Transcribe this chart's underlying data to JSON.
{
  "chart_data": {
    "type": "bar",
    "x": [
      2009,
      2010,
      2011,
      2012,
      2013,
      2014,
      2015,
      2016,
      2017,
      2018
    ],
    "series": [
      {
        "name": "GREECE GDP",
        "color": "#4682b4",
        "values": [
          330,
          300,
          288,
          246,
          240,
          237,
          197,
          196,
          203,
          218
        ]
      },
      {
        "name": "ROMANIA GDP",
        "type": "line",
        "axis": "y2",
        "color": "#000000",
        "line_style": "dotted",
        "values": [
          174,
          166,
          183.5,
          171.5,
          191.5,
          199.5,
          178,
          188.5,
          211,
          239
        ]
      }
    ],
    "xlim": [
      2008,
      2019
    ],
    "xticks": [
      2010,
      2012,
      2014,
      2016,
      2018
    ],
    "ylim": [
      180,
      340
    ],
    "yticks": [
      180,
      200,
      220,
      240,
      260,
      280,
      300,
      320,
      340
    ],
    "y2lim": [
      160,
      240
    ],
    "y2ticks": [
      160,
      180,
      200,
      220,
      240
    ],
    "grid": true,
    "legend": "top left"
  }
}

GOAL :: Copy every line verbatim.

SOLUTION FOR THIS TASK ::
Transcribe this chart's underlying data to JSON.
{
  "chart_data": {
    "type": "bar",
    "x": [
      2009,
      2010,
      2011,
      2012,
      2013,
      2014,
      2015,
      2016,
      2017,
      2018
    ],
    "series": [
      {
        "name": "GREECE GDP",
        "color": "#4682b4",
        "values": [
          330,
          300,
          288,
          246,
          240,
          237,
          197,
          196,
          203,
          218
        ]
      },
      {
        "name": "ROMANIA GDP",
        "type": "line",
        "axis": "y2",
        "color": "#000000",
        "line_style": "dotted",
        "values": [
          174,
          166,
          183.5,
          171.5,
          191.5,
          199.5,
          178,
          188.5,
          211,
          239
        ]
      }
    ],
    "xlim": [
      2008,
      2019
    ],
    "xticks": [
      2010,
      2012,
      2014,
      2016,
      2018
    ],
    "ylim": [
      180,
      340
    ],
    "yticks": [
      180,
      200,
      220,
      240,
      260,
      280,
      300,
      320,
      340
    ],
    "y2lim": [
      160,
      240
    ],
    "y2ticks": [
      160,
      180,
      200,
      220,
      240
    ],
    "grid": true,
    "legend": "top left"
  }
}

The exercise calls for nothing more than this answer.